*What is asked*.
Restate each of the lines below word for word and drop every picture.

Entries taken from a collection
⁂

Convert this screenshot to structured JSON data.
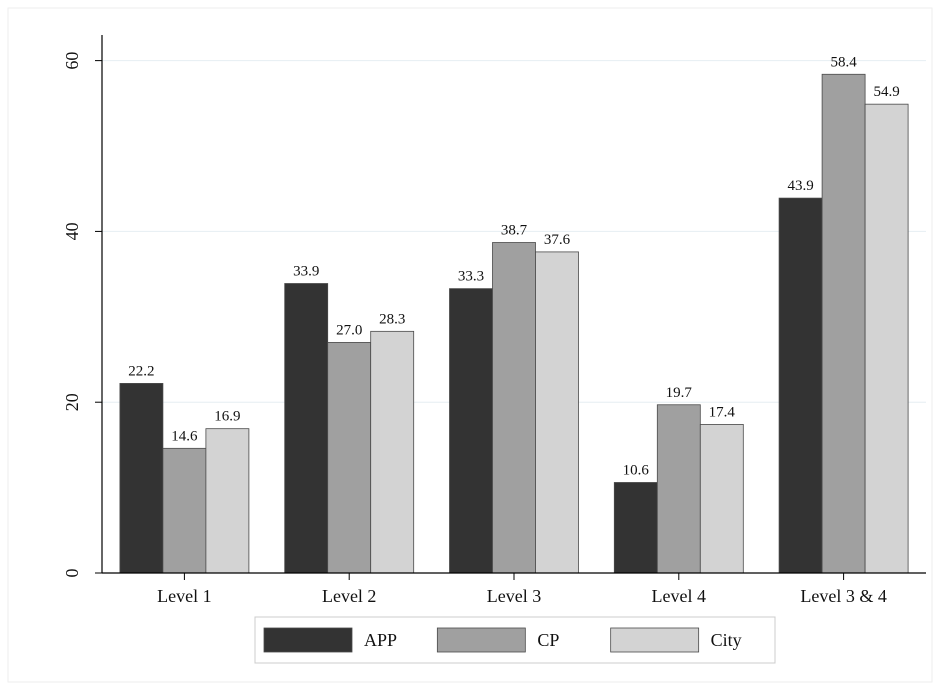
{
  "chart_data": {
    "type": "bar",
    "title": "",
    "xlabel": "",
    "ylabel": "",
    "ylim": [
      0,
      63
    ],
    "yticks": [
      0,
      20,
      40,
      60
    ],
    "grid": true,
    "legend_position": "bottom",
    "categories": [
      "Level 1",
      "Level 2",
      "Level 3",
      "Level 4",
      "Level 3 & 4"
    ],
    "series": [
      {
        "name": "APP",
        "color": "#333333",
        "values": [
          22.2,
          33.9,
          33.3,
          10.6,
          43.9
        ],
        "labels": [
          "22.2",
          "33.9",
          "33.3",
          "10.6",
          "43.9"
        ]
      },
      {
        "name": "CP",
        "color": "#a0a0a0",
        "values": [
          14.6,
          27.0,
          38.7,
          19.7,
          58.4
        ],
        "labels": [
          "14.6",
          "27.0",
          "38.7",
          "19.7",
          "58.4"
        ]
      },
      {
        "name": "City",
        "color": "#d3d3d3",
        "values": [
          16.9,
          28.3,
          37.6,
          17.4,
          54.9
        ],
        "labels": [
          "16.9",
          "28.3",
          "37.6",
          "17.4",
          "54.9"
        ]
      }
    ]
  }
}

⁂

*Written answer*.
Convert this screenshot to structured JSON data.
{
  "chart_data": {
    "type": "bar",
    "title": "",
    "xlabel": "",
    "ylabel": "",
    "ylim": [
      0,
      63
    ],
    "yticks": [
      0,
      20,
      40,
      60
    ],
    "grid": true,
    "legend_position": "bottom",
    "categories": [
      "Level 1",
      "Level 2",
      "Level 3",
      "Level 4",
      "Level 3 & 4"
    ],
    "series": [
      {
        "name": "APP",
        "color": "#333333",
        "values": [
          22.2,
          33.9,
          33.3,
          10.6,
          43.9
        ],
        "labels": [
          "22.2",
          "33.9",
          "33.3",
          "10.6",
          "43.9"
        ]
      },
      {
        "name": "CP",
        "color": "#a0a0a0",
        "values": [
          14.6,
          27.0,
          38.7,
          19.7,
          58.4
        ],
        "labels": [
          "14.6",
          "27.0",
          "38.7",
          "19.7",
          "58.4"
        ]
      },
      {
        "name": "City",
        "color": "#d3d3d3",
        "values": [
          16.9,
          28.3,
          37.6,
          17.4,
          54.9
        ],
        "labels": [
          "16.9",
          "28.3",
          "37.6",
          "17.4",
          "54.9"
        ]
      }
    ]
  }
}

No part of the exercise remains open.